● Short task:
Return all lines from the listing below in which the string "participant" occurs.

== Extracted data

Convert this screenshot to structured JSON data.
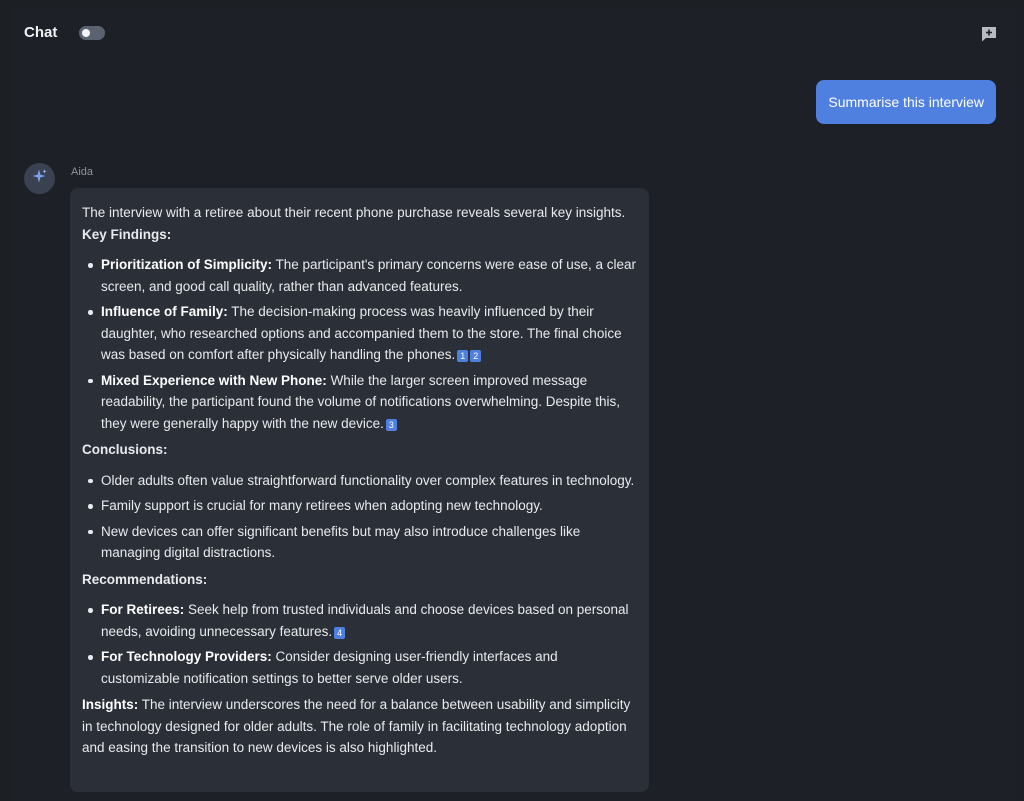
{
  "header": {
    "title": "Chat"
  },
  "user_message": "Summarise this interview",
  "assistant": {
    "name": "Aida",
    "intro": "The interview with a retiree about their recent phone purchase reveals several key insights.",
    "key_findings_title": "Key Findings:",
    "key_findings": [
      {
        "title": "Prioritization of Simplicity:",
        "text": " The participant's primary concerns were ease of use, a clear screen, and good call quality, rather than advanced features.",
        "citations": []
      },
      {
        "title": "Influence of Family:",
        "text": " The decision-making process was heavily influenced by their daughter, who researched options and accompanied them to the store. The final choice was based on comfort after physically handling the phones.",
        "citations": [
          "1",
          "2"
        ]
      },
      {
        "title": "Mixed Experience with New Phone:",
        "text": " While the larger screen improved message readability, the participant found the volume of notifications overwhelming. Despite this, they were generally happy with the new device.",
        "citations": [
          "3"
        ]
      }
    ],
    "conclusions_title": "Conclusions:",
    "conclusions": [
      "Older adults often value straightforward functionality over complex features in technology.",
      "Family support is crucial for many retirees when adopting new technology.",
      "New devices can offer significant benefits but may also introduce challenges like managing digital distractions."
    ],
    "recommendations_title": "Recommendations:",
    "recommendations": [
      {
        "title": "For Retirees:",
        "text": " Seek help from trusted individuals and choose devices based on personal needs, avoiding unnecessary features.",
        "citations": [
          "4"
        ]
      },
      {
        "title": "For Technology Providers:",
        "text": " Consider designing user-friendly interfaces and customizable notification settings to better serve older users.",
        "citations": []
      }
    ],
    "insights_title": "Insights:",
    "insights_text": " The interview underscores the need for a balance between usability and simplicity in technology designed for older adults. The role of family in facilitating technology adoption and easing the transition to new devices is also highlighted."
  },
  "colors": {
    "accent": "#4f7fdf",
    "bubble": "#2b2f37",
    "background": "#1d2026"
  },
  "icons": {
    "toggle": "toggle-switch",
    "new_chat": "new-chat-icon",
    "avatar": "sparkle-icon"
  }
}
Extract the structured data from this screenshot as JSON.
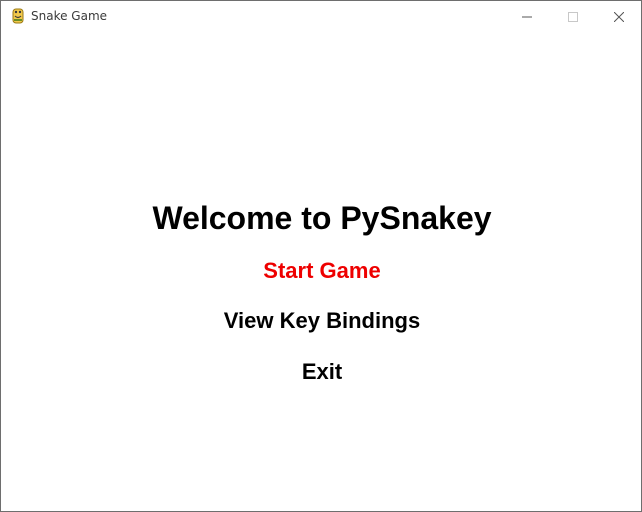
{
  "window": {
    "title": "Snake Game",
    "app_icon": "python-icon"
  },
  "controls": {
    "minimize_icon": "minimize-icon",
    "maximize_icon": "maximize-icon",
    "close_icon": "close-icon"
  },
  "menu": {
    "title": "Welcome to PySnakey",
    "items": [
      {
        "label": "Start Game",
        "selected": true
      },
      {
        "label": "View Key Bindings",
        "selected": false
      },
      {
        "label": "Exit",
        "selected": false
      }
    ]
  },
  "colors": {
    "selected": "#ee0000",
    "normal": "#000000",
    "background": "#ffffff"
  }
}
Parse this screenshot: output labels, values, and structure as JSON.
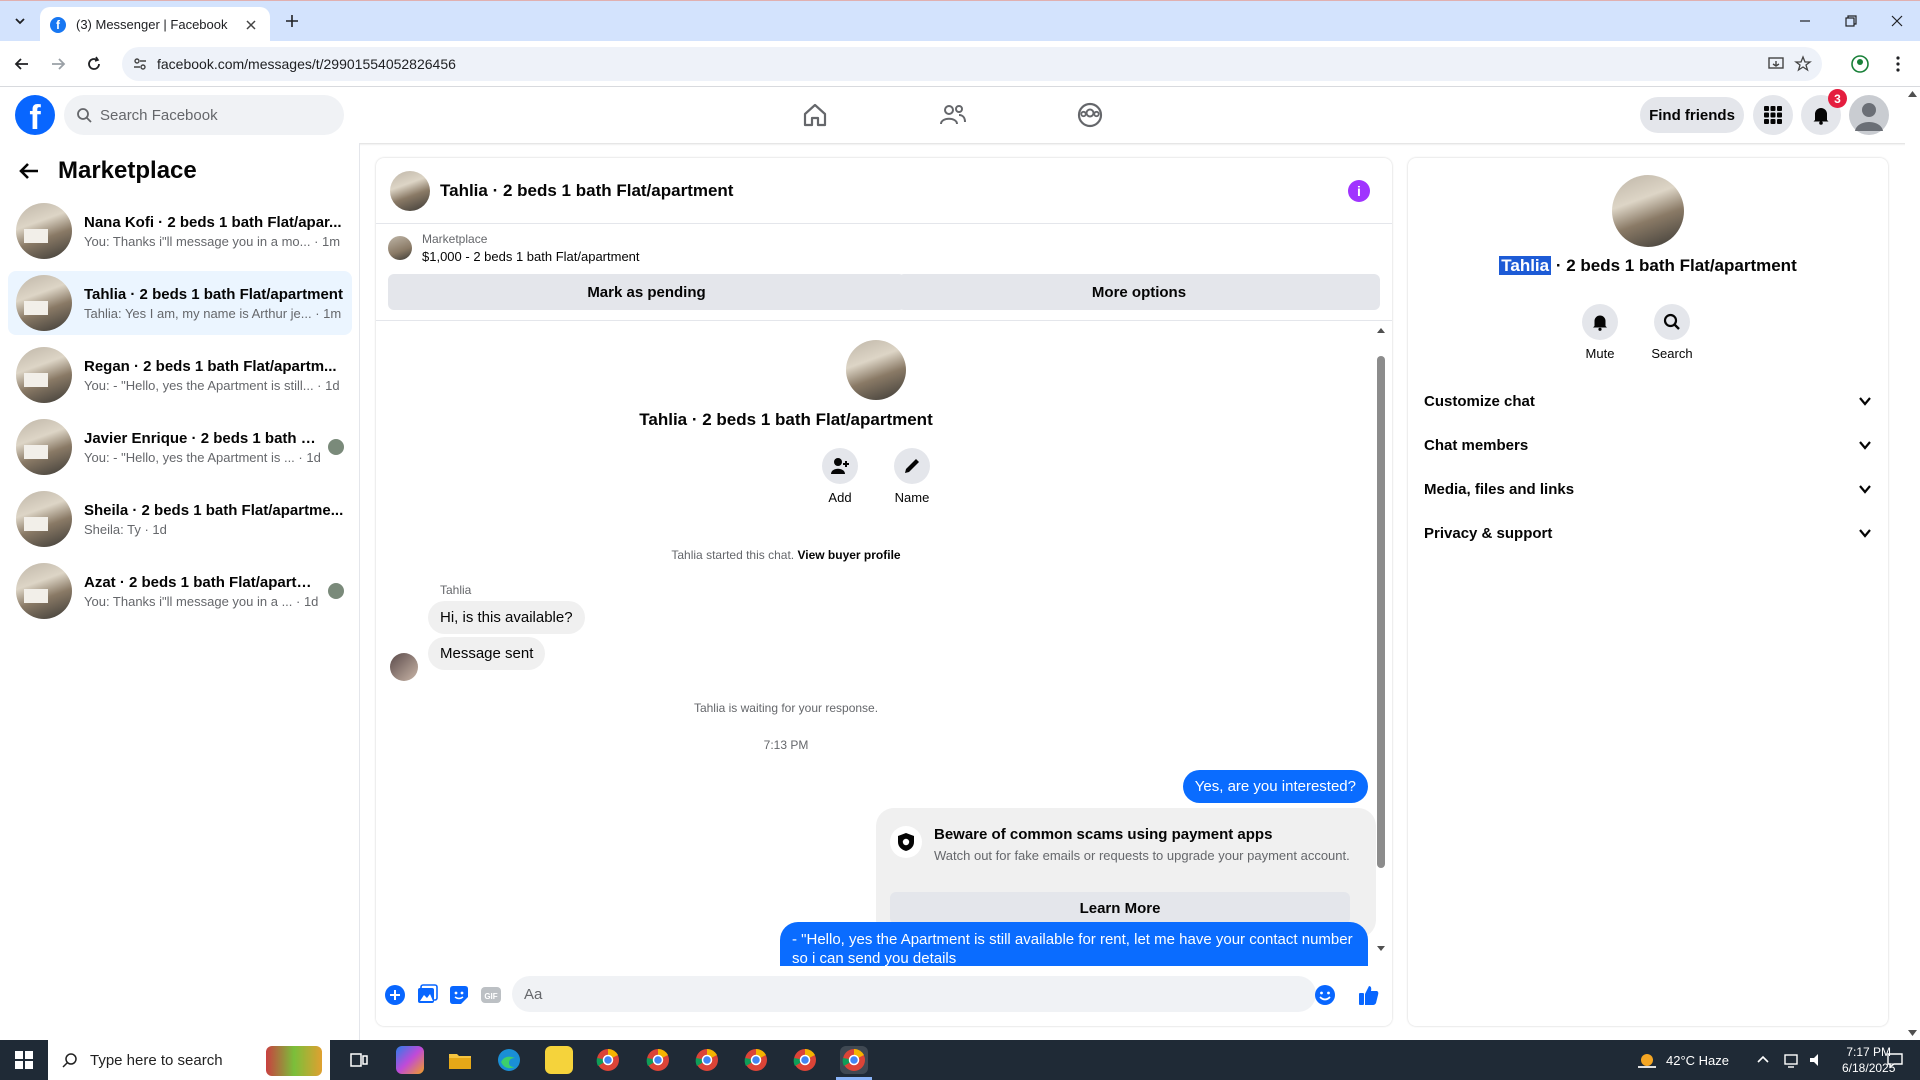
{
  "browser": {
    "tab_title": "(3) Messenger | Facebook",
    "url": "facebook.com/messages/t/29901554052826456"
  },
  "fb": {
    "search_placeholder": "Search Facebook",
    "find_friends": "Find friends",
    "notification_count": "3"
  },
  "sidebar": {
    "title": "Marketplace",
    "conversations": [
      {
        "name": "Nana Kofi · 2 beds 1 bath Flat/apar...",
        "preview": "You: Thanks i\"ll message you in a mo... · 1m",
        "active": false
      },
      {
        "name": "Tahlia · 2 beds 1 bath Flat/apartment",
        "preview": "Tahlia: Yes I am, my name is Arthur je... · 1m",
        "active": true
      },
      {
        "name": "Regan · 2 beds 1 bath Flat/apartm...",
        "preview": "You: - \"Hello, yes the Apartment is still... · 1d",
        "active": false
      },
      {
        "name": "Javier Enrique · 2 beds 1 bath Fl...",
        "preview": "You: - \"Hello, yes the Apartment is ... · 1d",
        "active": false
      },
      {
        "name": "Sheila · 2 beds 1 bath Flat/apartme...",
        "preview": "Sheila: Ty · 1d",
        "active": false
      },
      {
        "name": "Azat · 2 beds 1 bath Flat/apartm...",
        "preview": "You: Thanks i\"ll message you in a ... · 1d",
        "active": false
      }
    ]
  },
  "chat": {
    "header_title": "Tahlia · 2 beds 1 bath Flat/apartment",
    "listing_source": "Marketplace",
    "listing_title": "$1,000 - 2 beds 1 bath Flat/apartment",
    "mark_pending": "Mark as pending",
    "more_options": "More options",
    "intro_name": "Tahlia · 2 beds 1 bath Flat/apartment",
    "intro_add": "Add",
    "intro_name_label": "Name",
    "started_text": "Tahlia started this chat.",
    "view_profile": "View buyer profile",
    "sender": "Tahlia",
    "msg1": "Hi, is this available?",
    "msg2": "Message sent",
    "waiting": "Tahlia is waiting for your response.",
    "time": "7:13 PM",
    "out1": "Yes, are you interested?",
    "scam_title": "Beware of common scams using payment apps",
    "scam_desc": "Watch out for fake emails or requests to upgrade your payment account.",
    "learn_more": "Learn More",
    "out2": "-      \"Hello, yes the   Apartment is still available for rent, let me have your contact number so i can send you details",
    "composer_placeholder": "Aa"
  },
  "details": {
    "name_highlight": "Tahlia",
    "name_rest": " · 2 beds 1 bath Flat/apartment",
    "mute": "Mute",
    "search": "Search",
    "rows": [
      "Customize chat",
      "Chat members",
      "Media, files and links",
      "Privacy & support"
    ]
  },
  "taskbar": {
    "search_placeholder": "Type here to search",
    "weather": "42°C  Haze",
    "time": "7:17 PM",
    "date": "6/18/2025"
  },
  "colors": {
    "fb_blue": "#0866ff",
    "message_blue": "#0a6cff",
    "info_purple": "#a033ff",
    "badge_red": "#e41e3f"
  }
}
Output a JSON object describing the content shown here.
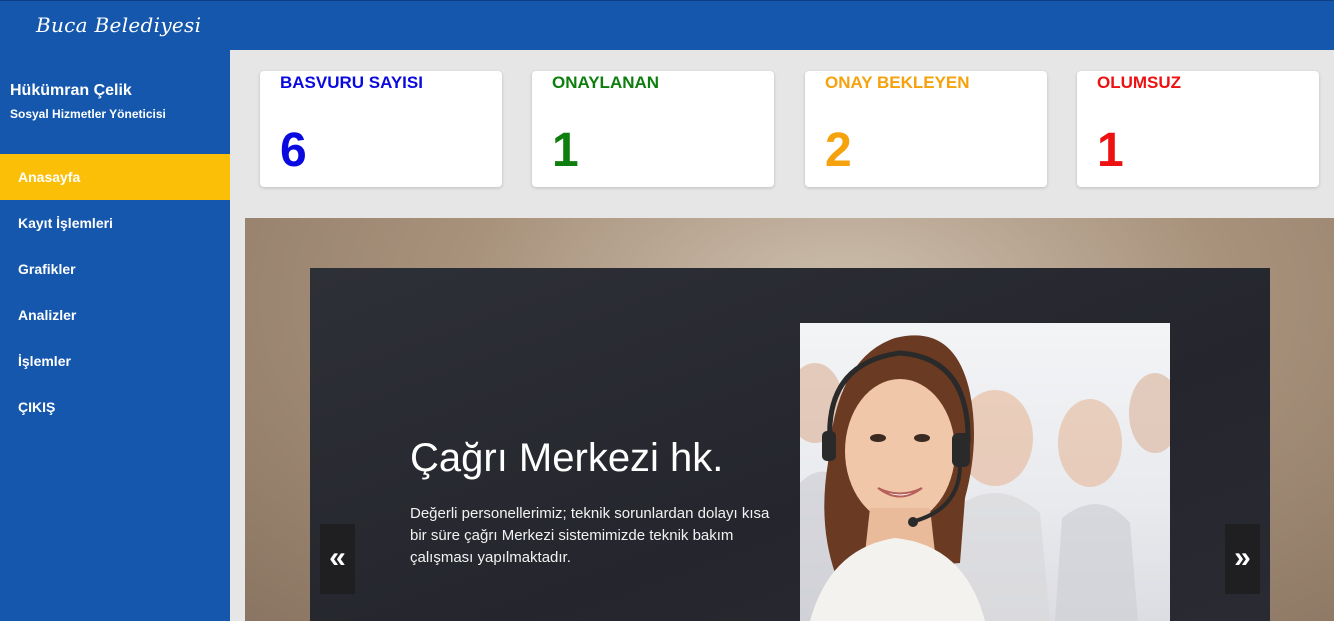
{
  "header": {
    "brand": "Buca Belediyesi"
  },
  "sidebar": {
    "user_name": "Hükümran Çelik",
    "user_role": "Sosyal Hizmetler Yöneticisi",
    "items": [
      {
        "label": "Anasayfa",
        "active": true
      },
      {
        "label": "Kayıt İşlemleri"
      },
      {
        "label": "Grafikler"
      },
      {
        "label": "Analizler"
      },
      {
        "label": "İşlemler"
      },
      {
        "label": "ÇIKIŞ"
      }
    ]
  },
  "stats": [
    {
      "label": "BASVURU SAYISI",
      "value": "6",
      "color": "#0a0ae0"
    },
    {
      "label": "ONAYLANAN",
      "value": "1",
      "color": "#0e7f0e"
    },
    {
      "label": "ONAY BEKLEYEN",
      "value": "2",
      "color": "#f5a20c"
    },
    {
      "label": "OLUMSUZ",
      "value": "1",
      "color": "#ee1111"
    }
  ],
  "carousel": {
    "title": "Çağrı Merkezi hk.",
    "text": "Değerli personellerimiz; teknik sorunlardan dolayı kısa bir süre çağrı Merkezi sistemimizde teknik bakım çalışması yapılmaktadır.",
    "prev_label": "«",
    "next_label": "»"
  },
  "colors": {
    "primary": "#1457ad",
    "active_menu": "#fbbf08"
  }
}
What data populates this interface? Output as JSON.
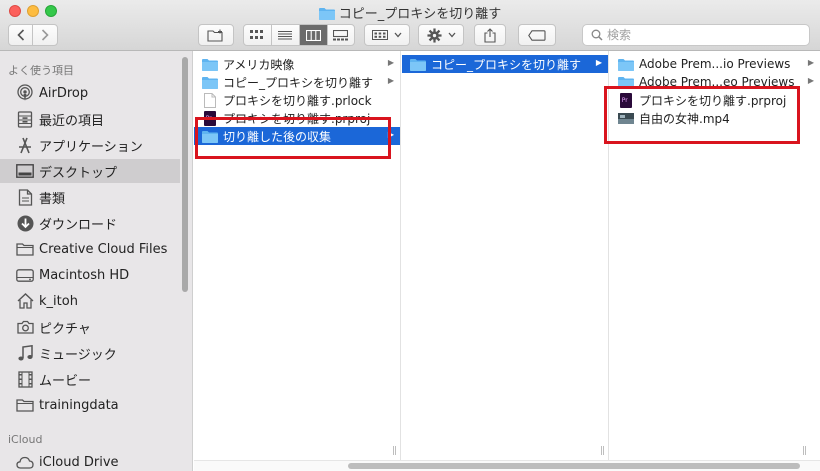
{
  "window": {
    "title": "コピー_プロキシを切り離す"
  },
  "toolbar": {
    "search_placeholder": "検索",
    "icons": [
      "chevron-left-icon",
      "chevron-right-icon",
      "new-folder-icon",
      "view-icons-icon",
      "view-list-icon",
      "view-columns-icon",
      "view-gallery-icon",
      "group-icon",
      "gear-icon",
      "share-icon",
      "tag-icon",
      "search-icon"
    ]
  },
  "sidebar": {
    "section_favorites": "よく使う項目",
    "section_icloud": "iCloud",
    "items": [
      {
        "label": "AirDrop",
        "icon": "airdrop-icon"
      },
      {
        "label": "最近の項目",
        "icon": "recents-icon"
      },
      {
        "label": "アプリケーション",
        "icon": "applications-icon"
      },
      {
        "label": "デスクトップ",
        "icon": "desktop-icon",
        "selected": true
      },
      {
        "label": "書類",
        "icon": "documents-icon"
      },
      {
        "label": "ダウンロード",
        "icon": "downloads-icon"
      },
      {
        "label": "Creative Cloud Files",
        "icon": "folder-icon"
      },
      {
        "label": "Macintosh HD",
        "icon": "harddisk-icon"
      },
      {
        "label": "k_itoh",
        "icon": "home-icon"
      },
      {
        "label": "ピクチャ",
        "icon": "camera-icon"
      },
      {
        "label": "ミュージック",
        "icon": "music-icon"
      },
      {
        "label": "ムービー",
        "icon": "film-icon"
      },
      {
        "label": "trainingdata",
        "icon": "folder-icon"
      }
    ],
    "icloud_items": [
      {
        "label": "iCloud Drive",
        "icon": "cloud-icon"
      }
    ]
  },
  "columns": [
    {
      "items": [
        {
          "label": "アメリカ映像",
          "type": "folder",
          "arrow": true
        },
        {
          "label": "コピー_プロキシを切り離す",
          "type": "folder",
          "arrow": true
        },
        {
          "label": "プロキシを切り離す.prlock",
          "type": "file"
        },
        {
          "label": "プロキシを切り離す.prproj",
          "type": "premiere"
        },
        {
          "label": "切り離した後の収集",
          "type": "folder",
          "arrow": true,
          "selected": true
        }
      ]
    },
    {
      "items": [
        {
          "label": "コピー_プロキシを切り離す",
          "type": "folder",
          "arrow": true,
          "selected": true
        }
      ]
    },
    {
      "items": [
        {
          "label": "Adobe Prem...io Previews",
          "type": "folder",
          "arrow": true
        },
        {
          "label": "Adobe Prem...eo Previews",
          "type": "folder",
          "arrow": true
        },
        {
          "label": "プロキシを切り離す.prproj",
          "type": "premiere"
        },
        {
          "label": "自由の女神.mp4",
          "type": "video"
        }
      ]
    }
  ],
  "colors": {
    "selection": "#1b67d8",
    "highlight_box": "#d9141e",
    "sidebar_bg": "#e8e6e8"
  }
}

====

● Solution:
        "text": " The participant's primary concerns were ease of use, a clear screen, and good call quality, rather than advanced features.",
        "text": " While the larger screen improved message readability, the participant found the volume of notifications overwhelming. Despite this, they were generally happy with the new device.",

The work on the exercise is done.